>> start Data lines
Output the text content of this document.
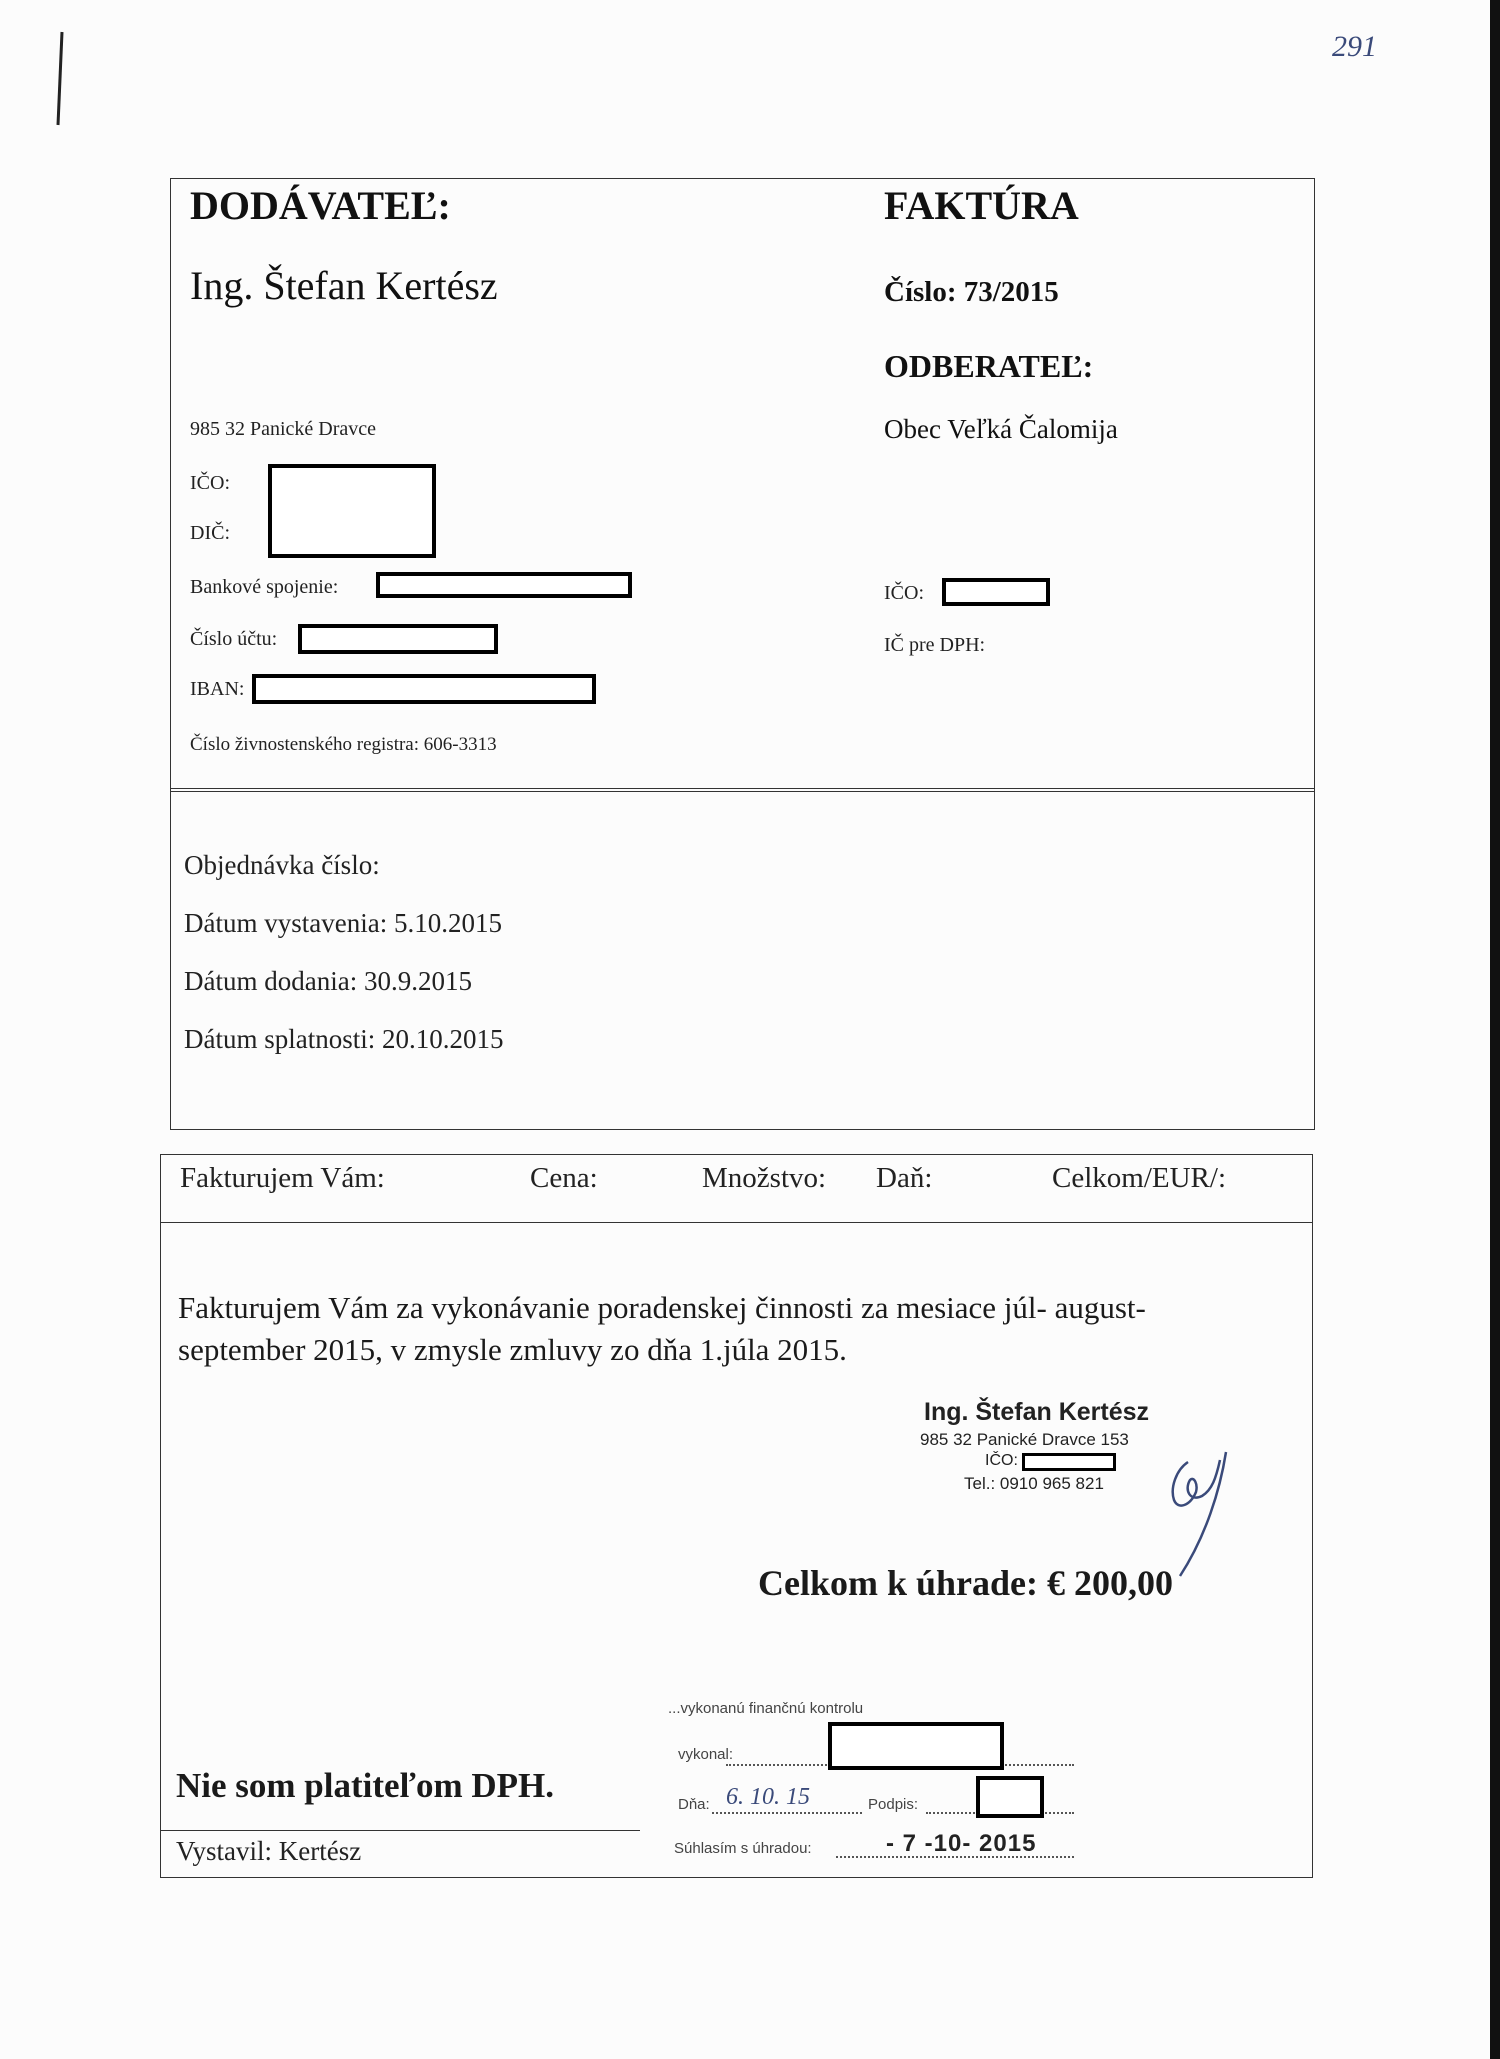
291
DODÁVATEĽ:
Ing. Štefan Kertész
985 32 Panické Dravce
IČO:
DIČ:
Bankové spojenie:
Číslo účtu:
IBAN:
Číslo živnostenského registra: 606-3313
FAKTÚRA
Číslo: 73/2015
ODBERATEĽ:
Obec Veľká Čalomija
IČO:
IČ pre DPH:
Objednávka číslo:
Dátum vystavenia: 5.10.2015
Dátum dodania: 30.9.2015
Dátum splatnosti: 20.10.2015
Fakturujem Vám:	Cena:	Množstvo: Daň:	Celkom/EUR/:
Fakturujem Vám za vykonávanie poradenskej činnosti za mesiace júl- august-
september 2015, v zmysle zmluvy zo dňa 1.júla 2015.
Ing. Štefan Kertész
985 32 Panické Dravce 153
IČO:
Tel.: 0910 965 821
Celkom k úhrade: € 200,00
Nie som platiteľom DPH.
Vystavil: Kertész
...vykonanú finančnú kontrolu
vykonal:
Dňa: 6. 10. 15	Podpis:
Súhlasím s úhradou:	- 7 -10- 2015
>> end Data lines
■ Written exercise
Using the records above, output their complete text exactly, minus any images.

■ Final answer
Output the text content of this document.
291
DODÁVATEĽ:
Ing. Štefan Kertész
985 32 Panické Dravce
IČO:
DIČ:
Bankové spojenie:
Číslo účtu:
IBAN:
Číslo živnostenského registra: 606-3313
FAKTÚRA
Číslo: 73/2015
ODBERATEĽ:
Obec Veľká Čalomija
IČO:
IČ pre DPH:
Objednávka číslo:
Dátum vystavenia: 5.10.2015
Dátum dodania: 30.9.2015
Dátum splatnosti: 20.10.2015
Fakturujem Vám:	Cena:	Množstvo: Daň:	Celkom/EUR/:
Fakturujem Vám za vykonávanie poradenskej činnosti za mesiace júl- august-
september 2015, v zmysle zmluvy zo dňa 1.júla 2015.
Ing. Štefan Kertész
985 32 Panické Dravce 153
IČO:
Tel.: 0910 965 821
Celkom k úhrade: € 200,00
Nie som platiteľom DPH.
Vystavil: Kertész
...vykonanú finančnú kontrolu
vykonal:
Dňa: 6. 10. 15	Podpis:
Súhlasím s úhradou:	- 7 -10- 2015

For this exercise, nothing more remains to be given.